[DIRECTION]: Repeat each line of the material below exactly as it appears, minus any pictures.

[Data extracted from a collection]
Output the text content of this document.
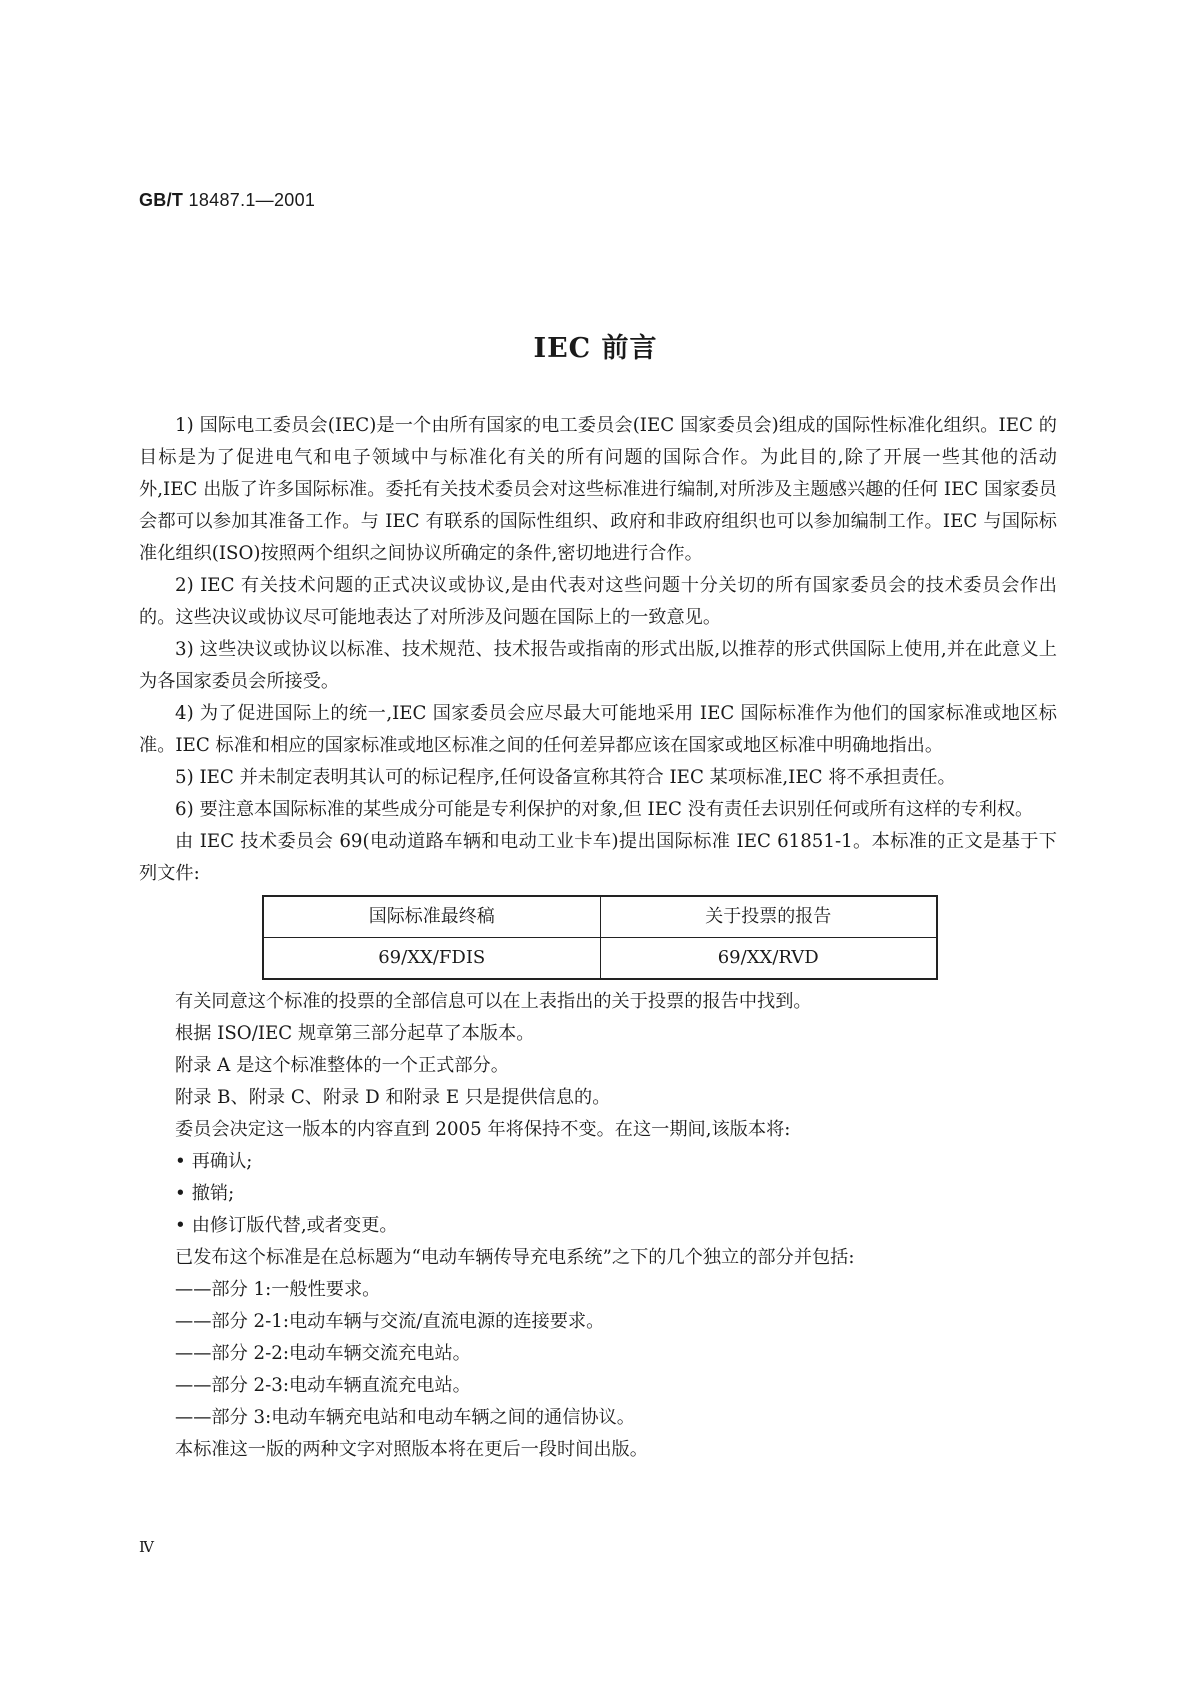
GB/T 18487.1—2001
IEC 前言

1) 国际电工委员会(IEC)是一个由所有国家的电工委员会(IEC 国家委员会)组成的国际性标准化组织。IEC 的目标是为了促进电气和电子领域中与标准化有关的所有问题的国际合作。为此目的,除了开展一些其他的活动外,IEC 出版了许多国际标准。委托有关技术委员会对这些标准进行编制,对所涉及主题感兴趣的任何 IEC 国家委员会都可以参加其准备工作。与 IEC 有联系的国际性组织、政府和非政府组织也可以参加编制工作。IEC 与国际标准化组织(ISO)按照两个组织之间协议所确定的条件,密切地进行合作。

2) IEC 有关技术问题的正式决议或协议,是由代表对这些问题十分关切的所有国家委员会的技术委员会作出的。这些决议或协议尽可能地表达了对所涉及问题在国际上的一致意见。

3) 这些决议或协议以标准、技术规范、技术报告或指南的形式出版,以推荐的形式供国际上使用,并在此意义上为各国家委员会所接受。

4) 为了促进国际上的统一,IEC 国家委员会应尽最大可能地采用 IEC 国际标准作为他们的国家标准或地区标准。IEC 标准和相应的国家标准或地区标准之间的任何差异都应该在国家或地区标准中明确地指出。

5) IEC 并未制定表明其认可的标记程序,任何设备宣称其符合 IEC 某项标准,IEC 将不承担责任。

6) 要注意本国际标准的某些成分可能是专利保护的对象,但 IEC 没有责任去识别任何或所有这样的专利权。

由 IEC 技术委员会 69(电动道路车辆和电动工业卡车)提出国际标准 IEC 61851-1。本标准的正文是基于下列文件:

国际标准最终稿	关于投票的报告
69/XX/FDIS	69/XX/RVD

有关同意这个标准的投票的全部信息可以在上表指出的关于投票的报告中找到。

根据 ISO/IEC 规章第三部分起草了本版本。

附录 A 是这个标准整体的一个正式部分。

附录 B、附录 C、附录 D 和附录 E 只是提供信息的。

委员会决定这一版本的内容直到 2005 年将保持不变。在这一期间,该版本将:

• 再确认;

• 撤销;

• 由修订版代替,或者变更。

已发布这个标准是在总标题为“电动车辆传导充电系统”之下的几个独立的部分并包括:

——部分 1:一般性要求。

——部分 2-1:电动车辆与交流/直流电源的连接要求。

——部分 2-2:电动车辆交流充电站。

——部分 2-3:电动车辆直流充电站。

——部分 3:电动车辆充电站和电动车辆之间的通信协议。

本标准这一版的两种文字对照版本将在更后一段时间出版。

Ⅳ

[SOLVED PROBLEM]:
Output the text content of this document.
GB/T 18487.1—2001
IEC 前言

1) 国际电工委员会(IEC)是一个由所有国家的电工委员会(IEC 国家委员会)组成的国际性标准化组织。IEC 的目标是为了促进电气和电子领域中与标准化有关的所有问题的国际合作。为此目的,除了开展一些其他的活动外,IEC 出版了许多国际标准。委托有关技术委员会对这些标准进行编制,对所涉及主题感兴趣的任何 IEC 国家委员会都可以参加其准备工作。与 IEC 有联系的国际性组织、政府和非政府组织也可以参加编制工作。IEC 与国际标准化组织(ISO)按照两个组织之间协议所确定的条件,密切地进行合作。

2) IEC 有关技术问题的正式决议或协议,是由代表对这些问题十分关切的所有国家委员会的技术委员会作出的。这些决议或协议尽可能地表达了对所涉及问题在国际上的一致意见。

3) 这些决议或协议以标准、技术规范、技术报告或指南的形式出版,以推荐的形式供国际上使用,并在此意义上为各国家委员会所接受。

4) 为了促进国际上的统一,IEC 国家委员会应尽最大可能地采用 IEC 国际标准作为他们的国家标准或地区标准。IEC 标准和相应的国家标准或地区标准之间的任何差异都应该在国家或地区标准中明确地指出。

5) IEC 并未制定表明其认可的标记程序,任何设备宣称其符合 IEC 某项标准,IEC 将不承担责任。

6) 要注意本国际标准的某些成分可能是专利保护的对象,但 IEC 没有责任去识别任何或所有这样的专利权。

由 IEC 技术委员会 69(电动道路车辆和电动工业卡车)提出国际标准 IEC 61851-1。本标准的正文是基于下列文件:

国际标准最终稿	关于投票的报告
69/XX/FDIS	69/XX/RVD

有关同意这个标准的投票的全部信息可以在上表指出的关于投票的报告中找到。

根据 ISO/IEC 规章第三部分起草了本版本。

附录 A 是这个标准整体的一个正式部分。

附录 B、附录 C、附录 D 和附录 E 只是提供信息的。

委员会决定这一版本的内容直到 2005 年将保持不变。在这一期间,该版本将:

• 再确认;

• 撤销;

• 由修订版代替,或者变更。

已发布这个标准是在总标题为“电动车辆传导充电系统”之下的几个独立的部分并包括:

——部分 1:一般性要求。

——部分 2-1:电动车辆与交流/直流电源的连接要求。

——部分 2-2:电动车辆交流充电站。

——部分 2-3:电动车辆直流充电站。

——部分 3:电动车辆充电站和电动车辆之间的通信协议。

本标准这一版的两种文字对照版本将在更后一段时间出版。

Ⅳ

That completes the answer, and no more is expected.